• What to produce:
Below is a set of records; print all of them exactly as written.

• Available records:
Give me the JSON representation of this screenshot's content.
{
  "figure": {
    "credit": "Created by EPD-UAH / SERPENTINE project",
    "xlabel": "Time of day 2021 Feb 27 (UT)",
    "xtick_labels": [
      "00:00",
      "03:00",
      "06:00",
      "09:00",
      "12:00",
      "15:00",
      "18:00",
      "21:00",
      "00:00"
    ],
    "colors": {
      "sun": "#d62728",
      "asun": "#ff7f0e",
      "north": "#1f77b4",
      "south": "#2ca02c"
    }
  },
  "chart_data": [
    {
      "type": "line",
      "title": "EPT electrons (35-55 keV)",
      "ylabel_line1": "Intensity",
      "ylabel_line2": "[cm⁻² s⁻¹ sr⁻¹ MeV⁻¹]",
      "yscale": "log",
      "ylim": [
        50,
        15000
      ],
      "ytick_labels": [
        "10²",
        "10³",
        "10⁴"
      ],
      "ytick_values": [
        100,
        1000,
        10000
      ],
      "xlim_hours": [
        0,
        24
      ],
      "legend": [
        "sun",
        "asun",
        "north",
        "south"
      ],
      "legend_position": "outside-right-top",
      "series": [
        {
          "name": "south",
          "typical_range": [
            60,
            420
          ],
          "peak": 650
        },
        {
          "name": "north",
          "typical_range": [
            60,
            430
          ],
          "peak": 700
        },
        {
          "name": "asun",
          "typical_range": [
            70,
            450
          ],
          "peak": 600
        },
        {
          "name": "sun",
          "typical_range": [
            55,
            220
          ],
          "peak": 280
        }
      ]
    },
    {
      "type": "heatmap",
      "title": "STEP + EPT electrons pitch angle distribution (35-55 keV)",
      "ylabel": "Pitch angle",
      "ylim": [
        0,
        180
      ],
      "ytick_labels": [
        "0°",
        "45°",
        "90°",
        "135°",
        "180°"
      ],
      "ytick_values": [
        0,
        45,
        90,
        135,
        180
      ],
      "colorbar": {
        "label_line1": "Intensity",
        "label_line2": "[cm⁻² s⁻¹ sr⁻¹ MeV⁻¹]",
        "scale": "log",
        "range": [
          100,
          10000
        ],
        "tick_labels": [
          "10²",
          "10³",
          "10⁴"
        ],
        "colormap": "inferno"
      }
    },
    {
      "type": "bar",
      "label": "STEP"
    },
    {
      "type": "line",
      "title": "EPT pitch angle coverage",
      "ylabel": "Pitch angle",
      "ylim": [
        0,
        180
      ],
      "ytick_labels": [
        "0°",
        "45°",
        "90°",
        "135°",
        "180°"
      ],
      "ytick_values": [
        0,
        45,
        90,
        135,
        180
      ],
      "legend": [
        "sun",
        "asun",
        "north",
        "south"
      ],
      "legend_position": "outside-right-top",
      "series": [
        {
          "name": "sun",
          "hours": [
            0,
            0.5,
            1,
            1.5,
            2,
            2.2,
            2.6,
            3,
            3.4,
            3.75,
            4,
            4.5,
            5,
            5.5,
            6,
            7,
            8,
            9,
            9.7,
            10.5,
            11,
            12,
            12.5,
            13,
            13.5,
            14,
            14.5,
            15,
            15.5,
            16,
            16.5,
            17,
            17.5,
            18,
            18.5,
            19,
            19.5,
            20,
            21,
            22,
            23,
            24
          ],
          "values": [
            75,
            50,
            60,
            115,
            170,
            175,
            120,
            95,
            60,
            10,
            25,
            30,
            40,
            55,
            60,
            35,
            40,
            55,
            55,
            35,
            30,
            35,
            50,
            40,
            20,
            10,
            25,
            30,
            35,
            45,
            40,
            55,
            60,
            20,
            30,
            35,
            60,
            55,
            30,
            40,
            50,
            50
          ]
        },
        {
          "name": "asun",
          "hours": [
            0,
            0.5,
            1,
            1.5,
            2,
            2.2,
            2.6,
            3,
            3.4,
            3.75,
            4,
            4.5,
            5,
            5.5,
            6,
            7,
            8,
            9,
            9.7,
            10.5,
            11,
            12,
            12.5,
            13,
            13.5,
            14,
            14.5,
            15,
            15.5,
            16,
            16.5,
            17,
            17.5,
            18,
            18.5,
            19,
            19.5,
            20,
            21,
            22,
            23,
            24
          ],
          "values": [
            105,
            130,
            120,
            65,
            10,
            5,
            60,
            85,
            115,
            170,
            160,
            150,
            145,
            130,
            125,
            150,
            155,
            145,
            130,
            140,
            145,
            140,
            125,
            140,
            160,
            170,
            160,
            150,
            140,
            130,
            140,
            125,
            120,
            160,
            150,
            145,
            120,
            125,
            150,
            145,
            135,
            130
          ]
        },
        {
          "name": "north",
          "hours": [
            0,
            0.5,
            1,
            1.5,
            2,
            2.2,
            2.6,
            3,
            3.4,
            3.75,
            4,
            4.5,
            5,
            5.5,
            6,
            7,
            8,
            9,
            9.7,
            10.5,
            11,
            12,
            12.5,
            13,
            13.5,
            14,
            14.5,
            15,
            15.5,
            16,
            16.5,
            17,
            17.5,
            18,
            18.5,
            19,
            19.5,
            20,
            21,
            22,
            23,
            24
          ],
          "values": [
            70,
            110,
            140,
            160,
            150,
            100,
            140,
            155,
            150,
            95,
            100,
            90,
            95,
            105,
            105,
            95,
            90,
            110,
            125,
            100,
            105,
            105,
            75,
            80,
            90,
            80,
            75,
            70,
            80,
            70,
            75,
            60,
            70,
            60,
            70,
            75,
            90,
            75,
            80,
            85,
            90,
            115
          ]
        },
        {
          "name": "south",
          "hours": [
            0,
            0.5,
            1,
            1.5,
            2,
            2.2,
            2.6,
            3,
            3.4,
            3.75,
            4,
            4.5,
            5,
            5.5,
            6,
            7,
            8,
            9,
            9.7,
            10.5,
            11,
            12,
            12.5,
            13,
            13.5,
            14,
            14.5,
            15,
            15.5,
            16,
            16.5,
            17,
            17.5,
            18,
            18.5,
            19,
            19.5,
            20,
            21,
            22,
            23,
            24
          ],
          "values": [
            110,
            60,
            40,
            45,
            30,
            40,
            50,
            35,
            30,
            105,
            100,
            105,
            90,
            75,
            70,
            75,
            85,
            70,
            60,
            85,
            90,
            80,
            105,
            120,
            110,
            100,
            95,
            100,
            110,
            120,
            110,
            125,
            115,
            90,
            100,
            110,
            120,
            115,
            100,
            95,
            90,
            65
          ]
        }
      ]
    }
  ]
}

• Written response:
Give me the JSON representation of this screenshot's content.
{
  "figure": {
    "credit": "Created by EPD-UAH / SERPENTINE project",
    "xlabel": "Time of day 2021 Feb 27 (UT)",
    "xtick_labels": [
      "00:00",
      "03:00",
      "06:00",
      "09:00",
      "12:00",
      "15:00",
      "18:00",
      "21:00",
      "00:00"
    ],
    "colors": {
      "sun": "#d62728",
      "asun": "#ff7f0e",
      "north": "#1f77b4",
      "south": "#2ca02c"
    }
  },
  "chart_data": [
    {
      "type": "line",
      "title": "EPT electrons (35-55 keV)",
      "ylabel_line1": "Intensity",
      "ylabel_line2": "[cm⁻² s⁻¹ sr⁻¹ MeV⁻¹]",
      "yscale": "log",
      "ylim": [
        50,
        15000
      ],
      "ytick_labels": [
        "10²",
        "10³",
        "10⁴"
      ],
      "ytick_values": [
        100,
        1000,
        10000
      ],
      "xlim_hours": [
        0,
        24
      ],
      "legend": [
        "sun",
        "asun",
        "north",
        "south"
      ],
      "legend_position": "outside-right-top",
      "series": [
        {
          "name": "south",
          "typical_range": [
            60,
            420
          ],
          "peak": 650
        },
        {
          "name": "north",
          "typical_range": [
            60,
            430
          ],
          "peak": 700
        },
        {
          "name": "asun",
          "typical_range": [
            70,
            450
          ],
          "peak": 600
        },
        {
          "name": "sun",
          "typical_range": [
            55,
            220
          ],
          "peak": 280
        }
      ]
    },
    {
      "type": "heatmap",
      "title": "STEP + EPT electrons pitch angle distribution (35-55 keV)",
      "ylabel": "Pitch angle",
      "ylim": [
        0,
        180
      ],
      "ytick_labels": [
        "0°",
        "45°",
        "90°",
        "135°",
        "180°"
      ],
      "ytick_values": [
        0,
        45,
        90,
        135,
        180
      ],
      "colorbar": {
        "label_line1": "Intensity",
        "label_line2": "[cm⁻² s⁻¹ sr⁻¹ MeV⁻¹]",
        "scale": "log",
        "range": [
          100,
          10000
        ],
        "tick_labels": [
          "10²",
          "10³",
          "10⁴"
        ],
        "colormap": "inferno"
      }
    },
    {
      "type": "bar",
      "label": "STEP"
    },
    {
      "type": "line",
      "title": "EPT pitch angle coverage",
      "ylabel": "Pitch angle",
      "ylim": [
        0,
        180
      ],
      "ytick_labels": [
        "0°",
        "45°",
        "90°",
        "135°",
        "180°"
      ],
      "ytick_values": [
        0,
        45,
        90,
        135,
        180
      ],
      "legend": [
        "sun",
        "asun",
        "north",
        "south"
      ],
      "legend_position": "outside-right-top",
      "series": [
        {
          "name": "sun",
          "hours": [
            0,
            0.5,
            1,
            1.5,
            2,
            2.2,
            2.6,
            3,
            3.4,
            3.75,
            4,
            4.5,
            5,
            5.5,
            6,
            7,
            8,
            9,
            9.7,
            10.5,
            11,
            12,
            12.5,
            13,
            13.5,
            14,
            14.5,
            15,
            15.5,
            16,
            16.5,
            17,
            17.5,
            18,
            18.5,
            19,
            19.5,
            20,
            21,
            22,
            23,
            24
          ],
          "values": [
            75,
            50,
            60,
            115,
            170,
            175,
            120,
            95,
            60,
            10,
            25,
            30,
            40,
            55,
            60,
            35,
            40,
            55,
            55,
            35,
            30,
            35,
            50,
            40,
            20,
            10,
            25,
            30,
            35,
            45,
            40,
            55,
            60,
            20,
            30,
            35,
            60,
            55,
            30,
            40,
            50,
            50
          ]
        },
        {
          "name": "asun",
          "hours": [
            0,
            0.5,
            1,
            1.5,
            2,
            2.2,
            2.6,
            3,
            3.4,
            3.75,
            4,
            4.5,
            5,
            5.5,
            6,
            7,
            8,
            9,
            9.7,
            10.5,
            11,
            12,
            12.5,
            13,
            13.5,
            14,
            14.5,
            15,
            15.5,
            16,
            16.5,
            17,
            17.5,
            18,
            18.5,
            19,
            19.5,
            20,
            21,
            22,
            23,
            24
          ],
          "values": [
            105,
            130,
            120,
            65,
            10,
            5,
            60,
            85,
            115,
            170,
            160,
            150,
            145,
            130,
            125,
            150,
            155,
            145,
            130,
            140,
            145,
            140,
            125,
            140,
            160,
            170,
            160,
            150,
            140,
            130,
            140,
            125,
            120,
            160,
            150,
            145,
            120,
            125,
            150,
            145,
            135,
            130
          ]
        },
        {
          "name": "north",
          "hours": [
            0,
            0.5,
            1,
            1.5,
            2,
            2.2,
            2.6,
            3,
            3.4,
            3.75,
            4,
            4.5,
            5,
            5.5,
            6,
            7,
            8,
            9,
            9.7,
            10.5,
            11,
            12,
            12.5,
            13,
            13.5,
            14,
            14.5,
            15,
            15.5,
            16,
            16.5,
            17,
            17.5,
            18,
            18.5,
            19,
            19.5,
            20,
            21,
            22,
            23,
            24
          ],
          "values": [
            70,
            110,
            140,
            160,
            150,
            100,
            140,
            155,
            150,
            95,
            100,
            90,
            95,
            105,
            105,
            95,
            90,
            110,
            125,
            100,
            105,
            105,
            75,
            80,
            90,
            80,
            75,
            70,
            80,
            70,
            75,
            60,
            70,
            60,
            70,
            75,
            90,
            75,
            80,
            85,
            90,
            115
          ]
        },
        {
          "name": "south",
          "hours": [
            0,
            0.5,
            1,
            1.5,
            2,
            2.2,
            2.6,
            3,
            3.4,
            3.75,
            4,
            4.5,
            5,
            5.5,
            6,
            7,
            8,
            9,
            9.7,
            10.5,
            11,
            12,
            12.5,
            13,
            13.5,
            14,
            14.5,
            15,
            15.5,
            16,
            16.5,
            17,
            17.5,
            18,
            18.5,
            19,
            19.5,
            20,
            21,
            22,
            23,
            24
          ],
          "values": [
            110,
            60,
            40,
            45,
            30,
            40,
            50,
            35,
            30,
            105,
            100,
            105,
            90,
            75,
            70,
            75,
            85,
            70,
            60,
            85,
            90,
            80,
            105,
            120,
            110,
            100,
            95,
            100,
            110,
            120,
            110,
            125,
            115,
            90,
            100,
            110,
            120,
            115,
            100,
            95,
            90,
            65
          ]
        }
      ]
    }
  ]
}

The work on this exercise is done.